**GIVEN TASK A:** In the Ontario vintage report, what star rating did the author give the 2012 vintage after re-evaluating it?

**EXCERPTED PASSAGE:**

The mood in Niagara during the early harvest of 2012 was one of pure joy. Ripe fruit in pristine condition after a long, hot summer and early fall sent grape pickers into the vineyards in mid-August to harvest early-ripening varieties. It was one of the earliest harvests on record for all varieties with only a slight hiccup during a brief rainy period in September. Reports from all regions in Ontario indicated a near-perfect season with the Bordeaux-style red grapes leading the way. Winemakers were also excited by the white grapes, especially Chardonnay, Riesling and Sauvignon Blanc, that all showed both juicy ripeness and natural acidity. The largest icewine crop was netted since 2007, an indication that Canada’s most famous export was set for a rebound in 2012. Since first writing this report I have now tasted most of the key 2012 reds from this vintage and have re-evaluated many of the whites. I have upgraded the rating from 6 stars to a perfect 7 because I feel strongly that 2012 will prove to be the best vintage in Ontario ever. It’s not just the big red wines that are showing such promise, but all varieties across the board. Sort of unheard of until now. My suggestion, buy what you can from 2012 and cellar what you can, it’s as good as it gets in Ontario. Drink 2013s and 2014s while you wait.

Whites: Drink now, or cellar 3-5 years
Reds: Cellar 5 years or more, Bordeaux blends up to 15 years

2011    ★★★★★½

The extremely wet fall, during the peak of harvest for most varieties, has meant careful buying strategies. Quality varies from winery to winery, and it will depend a lot on picking decisions that were made. Pinot Noir, Gewürztraminer, Baco Noir and Cabernet Franc escaped the worst of the wet harvest, while chardonnay was hardest hit. Late-harvest and icewine Rieslings were also affected by late-season rain. That being said, there are some very nice wines from 2011. Shop carefully.

**GIVEN TASK B:** Please format the entries as a numbered list, covering everything from the first entry down to the line containing "parent-name-row — [88, 999, 886, 1023]", both included, and leave out any blank lines.

(Items stored in a collection)
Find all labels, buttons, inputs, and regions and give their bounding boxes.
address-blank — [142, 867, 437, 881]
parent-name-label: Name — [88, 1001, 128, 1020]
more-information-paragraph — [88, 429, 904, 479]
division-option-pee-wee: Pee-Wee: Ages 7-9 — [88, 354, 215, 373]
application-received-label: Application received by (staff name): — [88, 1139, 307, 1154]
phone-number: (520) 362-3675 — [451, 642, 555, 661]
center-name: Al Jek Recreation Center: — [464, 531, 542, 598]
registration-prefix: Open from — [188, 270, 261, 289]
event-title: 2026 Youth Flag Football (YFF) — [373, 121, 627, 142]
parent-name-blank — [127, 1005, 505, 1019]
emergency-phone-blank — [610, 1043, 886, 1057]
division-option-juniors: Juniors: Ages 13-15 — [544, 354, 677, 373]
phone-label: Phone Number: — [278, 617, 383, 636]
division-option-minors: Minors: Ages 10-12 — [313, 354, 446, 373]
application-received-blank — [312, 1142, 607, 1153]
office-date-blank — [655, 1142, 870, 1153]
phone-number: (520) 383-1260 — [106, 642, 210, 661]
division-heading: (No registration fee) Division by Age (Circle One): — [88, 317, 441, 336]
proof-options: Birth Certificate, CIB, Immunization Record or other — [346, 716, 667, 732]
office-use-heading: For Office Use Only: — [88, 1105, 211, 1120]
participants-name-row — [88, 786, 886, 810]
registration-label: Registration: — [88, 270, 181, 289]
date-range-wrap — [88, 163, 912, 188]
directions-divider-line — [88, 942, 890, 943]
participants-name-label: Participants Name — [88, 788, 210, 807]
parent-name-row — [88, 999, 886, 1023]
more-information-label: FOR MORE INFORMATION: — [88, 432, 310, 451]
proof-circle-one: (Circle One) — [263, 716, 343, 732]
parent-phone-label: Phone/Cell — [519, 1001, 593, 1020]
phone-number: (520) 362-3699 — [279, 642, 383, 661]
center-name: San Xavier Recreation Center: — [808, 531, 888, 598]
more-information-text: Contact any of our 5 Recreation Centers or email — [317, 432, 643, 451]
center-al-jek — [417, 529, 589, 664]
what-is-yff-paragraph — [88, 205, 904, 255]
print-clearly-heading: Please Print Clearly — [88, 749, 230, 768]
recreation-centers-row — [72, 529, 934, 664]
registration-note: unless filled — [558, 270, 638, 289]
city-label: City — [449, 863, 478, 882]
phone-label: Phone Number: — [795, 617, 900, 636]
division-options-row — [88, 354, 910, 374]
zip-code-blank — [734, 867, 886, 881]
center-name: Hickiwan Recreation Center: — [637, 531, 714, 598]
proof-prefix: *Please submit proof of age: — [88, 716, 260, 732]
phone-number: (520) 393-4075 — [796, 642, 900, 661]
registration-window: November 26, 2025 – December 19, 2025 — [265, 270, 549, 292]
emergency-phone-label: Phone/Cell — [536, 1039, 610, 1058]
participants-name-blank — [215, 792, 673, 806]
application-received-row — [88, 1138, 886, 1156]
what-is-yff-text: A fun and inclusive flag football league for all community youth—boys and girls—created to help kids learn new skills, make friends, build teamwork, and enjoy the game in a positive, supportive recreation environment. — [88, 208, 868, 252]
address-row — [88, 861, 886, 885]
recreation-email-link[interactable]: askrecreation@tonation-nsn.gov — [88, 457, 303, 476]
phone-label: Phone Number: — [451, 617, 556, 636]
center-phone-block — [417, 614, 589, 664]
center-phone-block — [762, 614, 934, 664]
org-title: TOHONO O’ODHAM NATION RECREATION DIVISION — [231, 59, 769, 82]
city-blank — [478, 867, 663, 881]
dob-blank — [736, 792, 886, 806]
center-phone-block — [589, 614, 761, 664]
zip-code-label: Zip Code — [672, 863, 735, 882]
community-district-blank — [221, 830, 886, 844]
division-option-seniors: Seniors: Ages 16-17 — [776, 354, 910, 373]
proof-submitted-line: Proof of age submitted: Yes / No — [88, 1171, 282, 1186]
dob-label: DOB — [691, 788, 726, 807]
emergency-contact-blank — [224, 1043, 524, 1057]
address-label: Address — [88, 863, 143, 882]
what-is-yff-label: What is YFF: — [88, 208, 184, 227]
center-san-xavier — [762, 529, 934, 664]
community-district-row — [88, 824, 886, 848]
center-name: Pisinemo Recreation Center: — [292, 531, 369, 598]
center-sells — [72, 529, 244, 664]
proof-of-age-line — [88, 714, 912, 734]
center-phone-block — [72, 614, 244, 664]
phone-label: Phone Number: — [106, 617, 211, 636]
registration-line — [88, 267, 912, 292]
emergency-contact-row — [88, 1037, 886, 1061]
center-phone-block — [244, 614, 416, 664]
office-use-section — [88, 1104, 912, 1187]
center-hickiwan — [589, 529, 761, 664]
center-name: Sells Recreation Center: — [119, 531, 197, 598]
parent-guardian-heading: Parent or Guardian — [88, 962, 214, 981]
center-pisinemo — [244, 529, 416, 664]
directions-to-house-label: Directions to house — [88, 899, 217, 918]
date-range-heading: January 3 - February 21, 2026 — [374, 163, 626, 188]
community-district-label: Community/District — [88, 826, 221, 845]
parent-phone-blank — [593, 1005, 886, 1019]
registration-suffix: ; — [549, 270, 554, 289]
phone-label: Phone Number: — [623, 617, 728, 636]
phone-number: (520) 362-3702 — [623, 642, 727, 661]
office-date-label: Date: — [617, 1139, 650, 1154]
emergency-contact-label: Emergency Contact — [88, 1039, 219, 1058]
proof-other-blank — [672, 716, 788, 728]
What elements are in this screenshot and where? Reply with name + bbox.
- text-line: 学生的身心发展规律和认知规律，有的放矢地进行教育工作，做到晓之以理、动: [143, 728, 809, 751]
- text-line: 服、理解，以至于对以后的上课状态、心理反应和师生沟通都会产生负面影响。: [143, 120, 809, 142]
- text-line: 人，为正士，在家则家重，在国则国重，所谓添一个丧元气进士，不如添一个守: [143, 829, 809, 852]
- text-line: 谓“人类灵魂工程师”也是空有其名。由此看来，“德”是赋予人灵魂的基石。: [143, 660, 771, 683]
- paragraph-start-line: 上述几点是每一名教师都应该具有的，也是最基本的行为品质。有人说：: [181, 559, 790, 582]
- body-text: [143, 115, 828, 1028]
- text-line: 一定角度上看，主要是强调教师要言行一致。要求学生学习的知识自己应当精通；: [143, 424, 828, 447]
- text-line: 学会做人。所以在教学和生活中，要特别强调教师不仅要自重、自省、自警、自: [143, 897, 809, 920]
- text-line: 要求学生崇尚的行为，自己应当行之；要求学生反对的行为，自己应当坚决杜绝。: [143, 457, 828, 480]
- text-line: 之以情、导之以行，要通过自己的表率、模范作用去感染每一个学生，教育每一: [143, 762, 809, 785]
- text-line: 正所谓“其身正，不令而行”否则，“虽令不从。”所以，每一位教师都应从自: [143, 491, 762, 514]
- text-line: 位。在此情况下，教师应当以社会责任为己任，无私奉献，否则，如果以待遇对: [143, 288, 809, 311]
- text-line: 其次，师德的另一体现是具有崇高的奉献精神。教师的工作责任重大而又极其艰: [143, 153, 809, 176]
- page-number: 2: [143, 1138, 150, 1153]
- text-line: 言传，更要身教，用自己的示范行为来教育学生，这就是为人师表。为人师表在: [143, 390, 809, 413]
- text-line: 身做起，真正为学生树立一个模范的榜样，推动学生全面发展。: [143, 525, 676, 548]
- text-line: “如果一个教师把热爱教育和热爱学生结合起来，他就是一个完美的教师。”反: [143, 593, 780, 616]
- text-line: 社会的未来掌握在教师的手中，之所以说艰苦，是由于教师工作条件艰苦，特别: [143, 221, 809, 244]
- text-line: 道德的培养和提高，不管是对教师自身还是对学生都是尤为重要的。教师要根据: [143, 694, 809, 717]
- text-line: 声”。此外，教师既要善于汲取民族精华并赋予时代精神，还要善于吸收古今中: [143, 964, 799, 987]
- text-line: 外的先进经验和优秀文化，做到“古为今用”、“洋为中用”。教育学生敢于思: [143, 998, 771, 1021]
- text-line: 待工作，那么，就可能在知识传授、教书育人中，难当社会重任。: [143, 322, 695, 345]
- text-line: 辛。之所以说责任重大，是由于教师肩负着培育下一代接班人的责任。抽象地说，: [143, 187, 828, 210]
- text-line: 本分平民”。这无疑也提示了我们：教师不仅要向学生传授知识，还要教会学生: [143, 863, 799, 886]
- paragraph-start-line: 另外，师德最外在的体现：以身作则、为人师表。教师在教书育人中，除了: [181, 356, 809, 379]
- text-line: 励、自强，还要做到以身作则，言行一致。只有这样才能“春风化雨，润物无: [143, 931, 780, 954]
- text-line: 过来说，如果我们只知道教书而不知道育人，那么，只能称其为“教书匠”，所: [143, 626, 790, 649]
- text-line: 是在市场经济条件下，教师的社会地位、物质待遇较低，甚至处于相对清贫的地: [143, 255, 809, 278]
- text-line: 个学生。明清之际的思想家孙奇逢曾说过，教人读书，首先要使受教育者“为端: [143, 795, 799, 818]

**COMPLETE ANSWER A:** A perfect 7 stars, upgraded from 6.

**COMPLETE ANSWER B:**
1. Find all labels, buttons, inputs, and regions and give their bounding boxes.
2. address-blank — [142, 867, 437, 881]
3. parent-name-label: Name — [88, 1001, 128, 1020]
4. more-information-paragraph — [88, 429, 904, 479]
5. division-option-pee-wee: Pee-Wee: Ages 7-9 — [88, 354, 215, 373]
6. application-received-label: Application received by (staff name): — [88, 1139, 307, 1154]
7. phone-number: (520) 362-3675 — [451, 642, 555, 661]
8. center-name: Al Jek Recreation Center: — [464, 531, 542, 598]
9. registration-prefix: Open from — [188, 270, 261, 289]
10. event-title: 2026 Youth Flag Football (YFF) — [373, 121, 627, 142]
11. parent-name-blank — [127, 1005, 505, 1019]
12. emergency-phone-blank — [610, 1043, 886, 1057]
13. division-option-juniors: Juniors: Ages 13-15 — [544, 354, 677, 373]
14. phone-label: Phone Number: — [278, 617, 383, 636]
15. division-option-minors: Minors: Ages 10-12 — [313, 354, 446, 373]
16. application-received-blank — [312, 1142, 607, 1153]
17. office-date-blank — [655, 1142, 870, 1153]
18. phone-number: (520) 383-1260 — [106, 642, 210, 661]
19. division-heading: (No registration fee) Division by Age (Circle One): — [88, 317, 441, 336]
20. proof-options: Birth Certificate, CIB, Immunization Record or other — [346, 716, 667, 732]
21. office-use-heading: For Office Use Only: — [88, 1105, 211, 1120]
22. participants-name-row — [88, 786, 886, 810]
23. registration-label: Registration: — [88, 270, 181, 289]
24. date-range-wrap — [88, 163, 912, 188]
25. directions-divider-line — [88, 942, 890, 943]
26. participants-name-label: Participants Name — [88, 788, 210, 807]
27. parent-name-row — [88, 999, 886, 1023]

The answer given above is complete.